* [DATA LINES]:
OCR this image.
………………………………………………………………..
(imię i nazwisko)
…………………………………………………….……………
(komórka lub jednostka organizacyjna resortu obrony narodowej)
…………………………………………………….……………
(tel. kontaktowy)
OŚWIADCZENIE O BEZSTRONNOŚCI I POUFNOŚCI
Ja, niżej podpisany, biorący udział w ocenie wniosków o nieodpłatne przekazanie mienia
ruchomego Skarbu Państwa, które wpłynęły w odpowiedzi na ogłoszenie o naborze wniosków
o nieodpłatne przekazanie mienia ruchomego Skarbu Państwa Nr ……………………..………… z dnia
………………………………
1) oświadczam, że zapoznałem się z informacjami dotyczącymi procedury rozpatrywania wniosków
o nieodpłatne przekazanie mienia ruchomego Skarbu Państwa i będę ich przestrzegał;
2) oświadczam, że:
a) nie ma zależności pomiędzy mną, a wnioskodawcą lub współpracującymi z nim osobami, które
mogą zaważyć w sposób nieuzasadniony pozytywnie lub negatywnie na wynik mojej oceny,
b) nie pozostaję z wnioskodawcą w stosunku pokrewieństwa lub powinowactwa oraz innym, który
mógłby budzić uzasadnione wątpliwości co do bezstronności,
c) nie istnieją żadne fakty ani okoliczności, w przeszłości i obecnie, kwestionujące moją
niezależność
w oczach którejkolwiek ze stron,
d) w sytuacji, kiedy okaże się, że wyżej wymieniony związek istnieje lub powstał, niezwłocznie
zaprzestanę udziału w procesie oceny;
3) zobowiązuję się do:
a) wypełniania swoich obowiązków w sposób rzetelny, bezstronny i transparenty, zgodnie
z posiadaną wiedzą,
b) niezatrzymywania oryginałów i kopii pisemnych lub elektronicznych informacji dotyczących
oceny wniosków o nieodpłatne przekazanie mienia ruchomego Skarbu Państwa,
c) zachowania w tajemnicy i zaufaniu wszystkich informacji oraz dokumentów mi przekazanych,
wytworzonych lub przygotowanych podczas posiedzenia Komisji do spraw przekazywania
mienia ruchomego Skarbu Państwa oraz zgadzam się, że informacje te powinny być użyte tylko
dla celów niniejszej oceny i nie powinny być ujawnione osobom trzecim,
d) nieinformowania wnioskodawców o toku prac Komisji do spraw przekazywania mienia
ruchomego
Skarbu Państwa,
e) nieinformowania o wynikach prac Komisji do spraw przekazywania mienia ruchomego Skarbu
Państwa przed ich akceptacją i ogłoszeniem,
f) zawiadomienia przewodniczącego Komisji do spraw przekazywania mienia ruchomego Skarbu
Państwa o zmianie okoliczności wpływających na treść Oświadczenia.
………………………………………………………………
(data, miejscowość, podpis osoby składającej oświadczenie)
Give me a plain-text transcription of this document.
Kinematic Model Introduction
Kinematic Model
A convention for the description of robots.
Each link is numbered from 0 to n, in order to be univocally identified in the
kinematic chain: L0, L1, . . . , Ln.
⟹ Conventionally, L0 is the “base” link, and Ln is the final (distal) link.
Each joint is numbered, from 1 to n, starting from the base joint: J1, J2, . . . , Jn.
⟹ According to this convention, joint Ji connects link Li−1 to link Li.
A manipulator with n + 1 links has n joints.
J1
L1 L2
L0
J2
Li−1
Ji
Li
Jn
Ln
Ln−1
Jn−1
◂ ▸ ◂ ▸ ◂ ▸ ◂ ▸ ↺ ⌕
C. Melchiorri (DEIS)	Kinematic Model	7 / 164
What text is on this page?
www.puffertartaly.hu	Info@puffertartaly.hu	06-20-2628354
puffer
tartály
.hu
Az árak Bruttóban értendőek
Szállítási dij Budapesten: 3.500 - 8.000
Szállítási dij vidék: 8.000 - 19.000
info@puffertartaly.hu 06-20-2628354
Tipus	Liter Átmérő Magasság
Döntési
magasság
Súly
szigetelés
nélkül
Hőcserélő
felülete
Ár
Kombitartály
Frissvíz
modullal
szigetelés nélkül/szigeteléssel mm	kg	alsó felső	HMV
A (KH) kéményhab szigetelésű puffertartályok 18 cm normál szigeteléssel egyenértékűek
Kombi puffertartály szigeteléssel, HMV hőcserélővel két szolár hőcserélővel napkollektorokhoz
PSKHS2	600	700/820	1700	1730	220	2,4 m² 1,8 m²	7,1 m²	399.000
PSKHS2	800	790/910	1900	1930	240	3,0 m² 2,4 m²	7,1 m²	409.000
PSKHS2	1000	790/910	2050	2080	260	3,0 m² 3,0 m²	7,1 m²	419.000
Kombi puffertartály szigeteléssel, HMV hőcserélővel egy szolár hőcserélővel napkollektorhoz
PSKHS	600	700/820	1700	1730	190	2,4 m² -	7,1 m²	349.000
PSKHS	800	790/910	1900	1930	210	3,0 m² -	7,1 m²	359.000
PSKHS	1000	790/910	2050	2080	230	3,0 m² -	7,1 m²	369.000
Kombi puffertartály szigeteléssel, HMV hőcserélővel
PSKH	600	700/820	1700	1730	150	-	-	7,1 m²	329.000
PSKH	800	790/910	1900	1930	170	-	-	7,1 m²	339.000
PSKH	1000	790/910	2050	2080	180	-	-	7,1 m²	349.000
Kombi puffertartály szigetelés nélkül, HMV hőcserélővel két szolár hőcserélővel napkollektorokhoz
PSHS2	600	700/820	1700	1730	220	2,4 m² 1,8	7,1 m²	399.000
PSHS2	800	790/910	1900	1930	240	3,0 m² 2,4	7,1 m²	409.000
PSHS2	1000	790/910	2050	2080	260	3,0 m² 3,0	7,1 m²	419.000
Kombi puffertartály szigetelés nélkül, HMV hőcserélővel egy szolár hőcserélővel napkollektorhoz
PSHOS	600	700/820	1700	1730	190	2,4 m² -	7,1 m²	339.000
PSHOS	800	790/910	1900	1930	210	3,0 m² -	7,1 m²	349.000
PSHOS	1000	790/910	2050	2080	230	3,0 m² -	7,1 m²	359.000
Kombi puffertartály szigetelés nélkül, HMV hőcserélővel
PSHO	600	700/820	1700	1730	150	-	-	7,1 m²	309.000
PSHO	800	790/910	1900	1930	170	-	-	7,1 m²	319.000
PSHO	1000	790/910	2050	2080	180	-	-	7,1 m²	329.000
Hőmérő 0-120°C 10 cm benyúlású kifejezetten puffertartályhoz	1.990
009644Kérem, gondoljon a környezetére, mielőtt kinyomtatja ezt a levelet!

* [GIVEN INSTRUCTION]: Determine how many lines of the data contain "Each" and give nothing but that number.

* [SOLUTION TO THIS PROBLEM]: 2